=== Goal ===
Extract each line of the data below exactly as written.

=== Recorded information ===
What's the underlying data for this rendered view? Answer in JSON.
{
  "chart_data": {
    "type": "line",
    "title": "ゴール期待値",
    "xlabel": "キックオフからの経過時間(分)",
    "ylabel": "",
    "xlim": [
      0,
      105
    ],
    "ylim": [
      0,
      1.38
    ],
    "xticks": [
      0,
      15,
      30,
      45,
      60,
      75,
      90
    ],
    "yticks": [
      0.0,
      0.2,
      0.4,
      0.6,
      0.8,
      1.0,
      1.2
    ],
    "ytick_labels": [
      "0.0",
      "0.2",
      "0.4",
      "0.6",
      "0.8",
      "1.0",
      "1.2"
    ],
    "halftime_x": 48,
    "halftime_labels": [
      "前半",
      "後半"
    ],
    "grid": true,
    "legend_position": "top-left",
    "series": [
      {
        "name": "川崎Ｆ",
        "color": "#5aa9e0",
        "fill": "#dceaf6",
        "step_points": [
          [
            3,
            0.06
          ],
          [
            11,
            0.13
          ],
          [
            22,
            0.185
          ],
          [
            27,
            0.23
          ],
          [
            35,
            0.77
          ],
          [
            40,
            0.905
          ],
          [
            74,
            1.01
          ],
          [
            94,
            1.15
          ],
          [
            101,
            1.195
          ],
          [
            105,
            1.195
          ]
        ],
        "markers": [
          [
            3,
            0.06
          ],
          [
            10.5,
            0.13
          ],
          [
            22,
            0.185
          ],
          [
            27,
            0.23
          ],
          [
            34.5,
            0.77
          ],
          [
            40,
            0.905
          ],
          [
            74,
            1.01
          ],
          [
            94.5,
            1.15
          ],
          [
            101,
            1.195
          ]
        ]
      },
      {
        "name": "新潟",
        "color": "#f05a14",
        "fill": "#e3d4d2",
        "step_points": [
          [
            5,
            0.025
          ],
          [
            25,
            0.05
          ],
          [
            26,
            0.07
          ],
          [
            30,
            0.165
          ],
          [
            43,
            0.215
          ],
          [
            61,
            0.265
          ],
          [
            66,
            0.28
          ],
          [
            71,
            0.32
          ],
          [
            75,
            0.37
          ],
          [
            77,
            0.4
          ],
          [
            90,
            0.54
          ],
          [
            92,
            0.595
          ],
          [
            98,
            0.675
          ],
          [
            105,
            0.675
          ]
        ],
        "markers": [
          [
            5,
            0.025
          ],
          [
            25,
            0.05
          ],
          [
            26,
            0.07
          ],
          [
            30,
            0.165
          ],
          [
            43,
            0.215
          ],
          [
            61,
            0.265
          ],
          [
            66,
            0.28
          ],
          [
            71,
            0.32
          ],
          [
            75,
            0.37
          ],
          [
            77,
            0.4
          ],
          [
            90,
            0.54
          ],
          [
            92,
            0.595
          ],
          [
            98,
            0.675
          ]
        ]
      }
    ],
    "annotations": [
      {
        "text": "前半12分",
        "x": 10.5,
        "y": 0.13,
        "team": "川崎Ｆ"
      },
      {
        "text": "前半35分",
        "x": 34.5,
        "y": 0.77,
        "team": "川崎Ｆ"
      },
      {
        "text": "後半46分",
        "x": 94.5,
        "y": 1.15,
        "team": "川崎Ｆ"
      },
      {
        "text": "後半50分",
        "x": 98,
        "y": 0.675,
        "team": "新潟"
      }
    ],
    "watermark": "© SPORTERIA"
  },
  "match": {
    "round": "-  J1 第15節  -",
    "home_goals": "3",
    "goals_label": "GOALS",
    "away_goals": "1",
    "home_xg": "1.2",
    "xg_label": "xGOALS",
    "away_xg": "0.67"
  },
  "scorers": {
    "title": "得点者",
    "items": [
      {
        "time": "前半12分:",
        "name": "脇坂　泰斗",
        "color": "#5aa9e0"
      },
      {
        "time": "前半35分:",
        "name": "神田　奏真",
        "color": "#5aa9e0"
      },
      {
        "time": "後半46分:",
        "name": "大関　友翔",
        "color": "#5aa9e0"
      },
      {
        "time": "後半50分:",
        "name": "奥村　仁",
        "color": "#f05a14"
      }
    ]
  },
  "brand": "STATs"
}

=== Correct response ===
What's the underlying data for this rendered view? Answer in JSON.
{
  "chart_data": {
    "type": "line",
    "title": "ゴール期待値",
    "xlabel": "キックオフからの経過時間(分)",
    "ylabel": "",
    "xlim": [
      0,
      105
    ],
    "ylim": [
      0,
      1.38
    ],
    "xticks": [
      0,
      15,
      30,
      45,
      60,
      75,
      90
    ],
    "yticks": [
      0.0,
      0.2,
      0.4,
      0.6,
      0.8,
      1.0,
      1.2
    ],
    "ytick_labels": [
      "0.0",
      "0.2",
      "0.4",
      "0.6",
      "0.8",
      "1.0",
      "1.2"
    ],
    "halftime_x": 48,
    "halftime_labels": [
      "前半",
      "後半"
    ],
    "grid": true,
    "legend_position": "top-left",
    "series": [
      {
        "name": "川崎Ｆ",
        "color": "#5aa9e0",
        "fill": "#dceaf6",
        "step_points": [
          [
            3,
            0.06
          ],
          [
            11,
            0.13
          ],
          [
            22,
            0.185
          ],
          [
            27,
            0.23
          ],
          [
            35,
            0.77
          ],
          [
            40,
            0.905
          ],
          [
            74,
            1.01
          ],
          [
            94,
            1.15
          ],
          [
            101,
            1.195
          ],
          [
            105,
            1.195
          ]
        ],
        "markers": [
          [
            3,
            0.06
          ],
          [
            10.5,
            0.13
          ],
          [
            22,
            0.185
          ],
          [
            27,
            0.23
          ],
          [
            34.5,
            0.77
          ],
          [
            40,
            0.905
          ],
          [
            74,
            1.01
          ],
          [
            94.5,
            1.15
          ],
          [
            101,
            1.195
          ]
        ]
      },
      {
        "name": "新潟",
        "color": "#f05a14",
        "fill": "#e3d4d2",
        "step_points": [
          [
            5,
            0.025
          ],
          [
            25,
            0.05
          ],
          [
            26,
            0.07
          ],
          [
            30,
            0.165
          ],
          [
            43,
            0.215
          ],
          [
            61,
            0.265
          ],
          [
            66,
            0.28
          ],
          [
            71,
            0.32
          ],
          [
            75,
            0.37
          ],
          [
            77,
            0.4
          ],
          [
            90,
            0.54
          ],
          [
            92,
            0.595
          ],
          [
            98,
            0.675
          ],
          [
            105,
            0.675
          ]
        ],
        "markers": [
          [
            5,
            0.025
          ],
          [
            25,
            0.05
          ],
          [
            26,
            0.07
          ],
          [
            30,
            0.165
          ],
          [
            43,
            0.215
          ],
          [
            61,
            0.265
          ],
          [
            66,
            0.28
          ],
          [
            71,
            0.32
          ],
          [
            75,
            0.37
          ],
          [
            77,
            0.4
          ],
          [
            90,
            0.54
          ],
          [
            92,
            0.595
          ],
          [
            98,
            0.675
          ]
        ]
      }
    ],
    "annotations": [
      {
        "text": "前半12分",
        "x": 10.5,
        "y": 0.13,
        "team": "川崎Ｆ"
      },
      {
        "text": "前半35分",
        "x": 34.5,
        "y": 0.77,
        "team": "川崎Ｆ"
      },
      {
        "text": "後半46分",
        "x": 94.5,
        "y": 1.15,
        "team": "川崎Ｆ"
      },
      {
        "text": "後半50分",
        "x": 98,
        "y": 0.675,
        "team": "新潟"
      }
    ],
    "watermark": "© SPORTERIA"
  },
  "match": {
    "round": "-  J1 第15節  -",
    "home_goals": "3",
    "goals_label": "GOALS",
    "away_goals": "1",
    "home_xg": "1.2",
    "xg_label": "xGOALS",
    "away_xg": "0.67"
  },
  "scorers": {
    "title": "得点者",
    "items": [
      {
        "time": "前半12分:",
        "name": "脇坂　泰斗",
        "color": "#5aa9e0"
      },
      {
        "time": "前半35分:",
        "name": "神田　奏真",
        "color": "#5aa9e0"
      },
      {
        "time": "後半46分:",
        "name": "大関　友翔",
        "color": "#5aa9e0"
      },
      {
        "time": "後半50分:",
        "name": "奥村　仁",
        "color": "#f05a14"
      }
    ]
  },
  "brand": "STATs"
}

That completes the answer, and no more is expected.